◆ Stored data ◆

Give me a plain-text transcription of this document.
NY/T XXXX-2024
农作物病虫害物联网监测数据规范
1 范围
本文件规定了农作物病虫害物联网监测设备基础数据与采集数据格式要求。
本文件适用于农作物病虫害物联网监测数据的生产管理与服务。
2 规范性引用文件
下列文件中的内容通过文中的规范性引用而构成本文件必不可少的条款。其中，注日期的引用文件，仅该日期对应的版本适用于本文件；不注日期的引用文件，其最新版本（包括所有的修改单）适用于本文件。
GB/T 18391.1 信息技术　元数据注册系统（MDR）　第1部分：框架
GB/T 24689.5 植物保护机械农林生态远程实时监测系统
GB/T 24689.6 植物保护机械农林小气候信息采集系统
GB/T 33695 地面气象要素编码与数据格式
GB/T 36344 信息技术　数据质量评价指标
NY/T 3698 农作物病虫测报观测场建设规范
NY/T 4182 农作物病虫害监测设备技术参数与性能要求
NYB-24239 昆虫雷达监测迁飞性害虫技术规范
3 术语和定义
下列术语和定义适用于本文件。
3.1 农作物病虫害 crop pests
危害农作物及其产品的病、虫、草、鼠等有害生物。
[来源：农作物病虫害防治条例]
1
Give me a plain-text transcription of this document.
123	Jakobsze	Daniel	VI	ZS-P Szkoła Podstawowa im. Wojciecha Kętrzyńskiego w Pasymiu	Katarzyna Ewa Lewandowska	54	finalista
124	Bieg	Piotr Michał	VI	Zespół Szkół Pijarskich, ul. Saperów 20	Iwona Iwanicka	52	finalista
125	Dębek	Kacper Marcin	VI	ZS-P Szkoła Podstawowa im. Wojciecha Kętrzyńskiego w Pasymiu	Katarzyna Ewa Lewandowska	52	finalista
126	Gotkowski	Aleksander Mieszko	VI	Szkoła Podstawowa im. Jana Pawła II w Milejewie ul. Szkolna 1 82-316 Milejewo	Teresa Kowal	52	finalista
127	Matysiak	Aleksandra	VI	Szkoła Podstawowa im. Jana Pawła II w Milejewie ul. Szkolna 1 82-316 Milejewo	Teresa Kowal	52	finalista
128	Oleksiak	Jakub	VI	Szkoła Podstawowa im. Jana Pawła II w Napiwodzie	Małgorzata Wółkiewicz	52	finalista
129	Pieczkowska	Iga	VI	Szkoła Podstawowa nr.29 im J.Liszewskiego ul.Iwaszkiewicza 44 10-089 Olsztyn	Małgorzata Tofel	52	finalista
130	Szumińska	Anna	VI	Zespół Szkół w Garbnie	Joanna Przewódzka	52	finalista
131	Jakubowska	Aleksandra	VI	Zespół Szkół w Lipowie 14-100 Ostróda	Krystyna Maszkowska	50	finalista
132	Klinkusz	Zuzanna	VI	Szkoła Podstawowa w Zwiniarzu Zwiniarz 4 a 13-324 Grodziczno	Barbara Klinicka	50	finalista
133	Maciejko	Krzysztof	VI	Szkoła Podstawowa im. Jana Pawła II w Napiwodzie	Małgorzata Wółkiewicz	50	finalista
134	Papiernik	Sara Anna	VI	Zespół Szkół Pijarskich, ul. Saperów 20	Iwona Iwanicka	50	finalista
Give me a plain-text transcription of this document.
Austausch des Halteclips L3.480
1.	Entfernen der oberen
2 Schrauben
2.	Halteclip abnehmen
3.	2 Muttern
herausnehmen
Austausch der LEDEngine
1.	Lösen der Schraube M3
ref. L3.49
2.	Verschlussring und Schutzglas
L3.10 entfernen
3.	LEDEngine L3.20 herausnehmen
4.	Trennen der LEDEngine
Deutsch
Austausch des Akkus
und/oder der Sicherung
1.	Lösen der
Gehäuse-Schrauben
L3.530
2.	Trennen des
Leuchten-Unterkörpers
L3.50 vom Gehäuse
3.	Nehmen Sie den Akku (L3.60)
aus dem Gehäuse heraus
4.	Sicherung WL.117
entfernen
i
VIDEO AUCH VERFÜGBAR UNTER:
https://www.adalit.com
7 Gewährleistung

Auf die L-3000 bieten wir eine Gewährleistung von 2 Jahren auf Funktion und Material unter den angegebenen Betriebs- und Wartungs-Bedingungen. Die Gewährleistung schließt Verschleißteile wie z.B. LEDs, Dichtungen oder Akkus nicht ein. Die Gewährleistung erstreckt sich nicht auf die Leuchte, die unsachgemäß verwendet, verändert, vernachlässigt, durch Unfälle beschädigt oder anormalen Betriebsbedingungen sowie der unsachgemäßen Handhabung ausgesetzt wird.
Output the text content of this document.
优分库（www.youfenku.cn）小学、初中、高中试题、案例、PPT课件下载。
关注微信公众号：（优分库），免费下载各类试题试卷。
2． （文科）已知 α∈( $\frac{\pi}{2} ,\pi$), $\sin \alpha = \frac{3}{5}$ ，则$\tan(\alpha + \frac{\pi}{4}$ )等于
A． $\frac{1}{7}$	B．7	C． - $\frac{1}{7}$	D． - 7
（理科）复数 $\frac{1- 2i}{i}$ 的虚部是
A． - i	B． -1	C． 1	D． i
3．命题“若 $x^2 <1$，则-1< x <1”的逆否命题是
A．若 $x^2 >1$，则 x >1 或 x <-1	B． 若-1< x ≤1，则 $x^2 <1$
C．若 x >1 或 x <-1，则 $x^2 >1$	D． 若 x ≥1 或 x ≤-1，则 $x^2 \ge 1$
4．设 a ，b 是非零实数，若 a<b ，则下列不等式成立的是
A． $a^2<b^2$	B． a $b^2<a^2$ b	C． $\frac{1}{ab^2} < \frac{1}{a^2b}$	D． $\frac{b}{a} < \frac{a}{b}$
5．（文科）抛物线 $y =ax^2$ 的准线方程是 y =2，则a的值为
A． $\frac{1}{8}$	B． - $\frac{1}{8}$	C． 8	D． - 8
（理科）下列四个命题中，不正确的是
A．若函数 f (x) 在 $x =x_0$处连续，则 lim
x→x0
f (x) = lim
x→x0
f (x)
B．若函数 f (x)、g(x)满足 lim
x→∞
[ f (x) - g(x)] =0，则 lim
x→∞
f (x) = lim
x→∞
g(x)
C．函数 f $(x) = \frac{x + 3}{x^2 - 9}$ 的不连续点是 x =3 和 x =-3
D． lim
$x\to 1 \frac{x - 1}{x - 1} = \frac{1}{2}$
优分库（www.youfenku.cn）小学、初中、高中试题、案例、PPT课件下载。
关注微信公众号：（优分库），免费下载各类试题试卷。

◆ Stated task ◆
Gather each line that holds "Pawła".

◆ Exercise result ◆
126	Gotkowski	Aleksander Mieszko	VI	Szkoła Podstawowa im. Jana Pawła II w Milejewie ul. Szkolna 1 82-316 Milejewo	Teresa Kowal	52	finalista
127	Matysiak	Aleksandra	VI	Szkoła Podstawowa im. Jana Pawła II w Milejewie ul. Szkolna 1 82-316 Milejewo	Teresa Kowal	52	finalista
128	Oleksiak	Jakub	VI	Szkoła Podstawowa im. Jana Pawła II w Napiwodzie	Małgorzata Wółkiewicz	52	finalista
133	Maciejko	Krzysztof	VI	Szkoła Podstawowa im. Jana Pawła II w Napiwodzie	Małgorzata Wółkiewicz	50	finalista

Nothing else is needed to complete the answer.